» Required task
Return the listing word for word, as given.

» Extracted data
----

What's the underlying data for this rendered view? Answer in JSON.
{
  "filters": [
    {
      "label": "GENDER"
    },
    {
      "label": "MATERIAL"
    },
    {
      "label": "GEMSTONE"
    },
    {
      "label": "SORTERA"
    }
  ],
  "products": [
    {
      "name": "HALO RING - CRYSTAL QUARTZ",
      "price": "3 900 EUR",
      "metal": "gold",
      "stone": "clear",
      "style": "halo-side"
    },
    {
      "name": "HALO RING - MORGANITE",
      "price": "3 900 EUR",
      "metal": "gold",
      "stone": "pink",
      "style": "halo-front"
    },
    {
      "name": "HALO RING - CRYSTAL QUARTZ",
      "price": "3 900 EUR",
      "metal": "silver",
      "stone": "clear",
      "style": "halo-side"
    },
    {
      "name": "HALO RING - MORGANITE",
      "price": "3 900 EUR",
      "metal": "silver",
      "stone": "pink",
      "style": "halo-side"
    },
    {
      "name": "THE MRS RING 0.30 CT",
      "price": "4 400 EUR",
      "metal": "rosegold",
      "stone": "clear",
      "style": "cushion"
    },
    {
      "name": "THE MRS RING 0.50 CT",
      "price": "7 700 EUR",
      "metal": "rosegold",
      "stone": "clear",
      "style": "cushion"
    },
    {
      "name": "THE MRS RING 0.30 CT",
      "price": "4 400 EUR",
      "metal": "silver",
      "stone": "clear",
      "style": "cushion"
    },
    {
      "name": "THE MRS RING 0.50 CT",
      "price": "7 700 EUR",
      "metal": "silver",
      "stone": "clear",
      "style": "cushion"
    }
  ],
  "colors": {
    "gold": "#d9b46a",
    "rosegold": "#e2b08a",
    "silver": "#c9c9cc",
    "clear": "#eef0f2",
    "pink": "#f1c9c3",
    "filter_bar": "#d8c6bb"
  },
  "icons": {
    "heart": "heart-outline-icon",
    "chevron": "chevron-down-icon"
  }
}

----

» Reply
What's the underlying data for this rendered view? Answer in JSON.
{
  "filters": [
    {
      "label": "GENDER"
    },
    {
      "label": "MATERIAL"
    },
    {
      "label": "GEMSTONE"
    },
    {
      "label": "SORTERA"
    }
  ],
  "products": [
    {
      "name": "HALO RING - CRYSTAL QUARTZ",
      "price": "3 900 EUR",
      "metal": "gold",
      "stone": "clear",
      "style": "halo-side"
    },
    {
      "name": "HALO RING - MORGANITE",
      "price": "3 900 EUR",
      "metal": "gold",
      "stone": "pink",
      "style": "halo-front"
    },
    {
      "name": "HALO RING - CRYSTAL QUARTZ",
      "price": "3 900 EUR",
      "metal": "silver",
      "stone": "clear",
      "style": "halo-side"
    },
    {
      "name": "HALO RING - MORGANITE",
      "price": "3 900 EUR",
      "metal": "silver",
      "stone": "pink",
      "style": "halo-side"
    },
    {
      "name": "THE MRS RING 0.30 CT",
      "price": "4 400 EUR",
      "metal": "rosegold",
      "stone": "clear",
      "style": "cushion"
    },
    {
      "name": "THE MRS RING 0.50 CT",
      "price": "7 700 EUR",
      "metal": "rosegold",
      "stone": "clear",
      "style": "cushion"
    },
    {
      "name": "THE MRS RING 0.30 CT",
      "price": "4 400 EUR",
      "metal": "silver",
      "stone": "clear",
      "style": "cushion"
    },
    {
      "name": "THE MRS RING 0.50 CT",
      "price": "7 700 EUR",
      "metal": "silver",
      "stone": "clear",
      "style": "cushion"
    }
  ],
  "colors": {
    "gold": "#d9b46a",
    "rosegold": "#e2b08a",
    "silver": "#c9c9cc",
    "clear": "#eef0f2",
    "pink": "#f1c9c3",
    "filter_bar": "#d8c6bb"
  },
  "icons": {
    "heart": "heart-outline-icon",
    "chevron": "chevron-down-icon"
  }
}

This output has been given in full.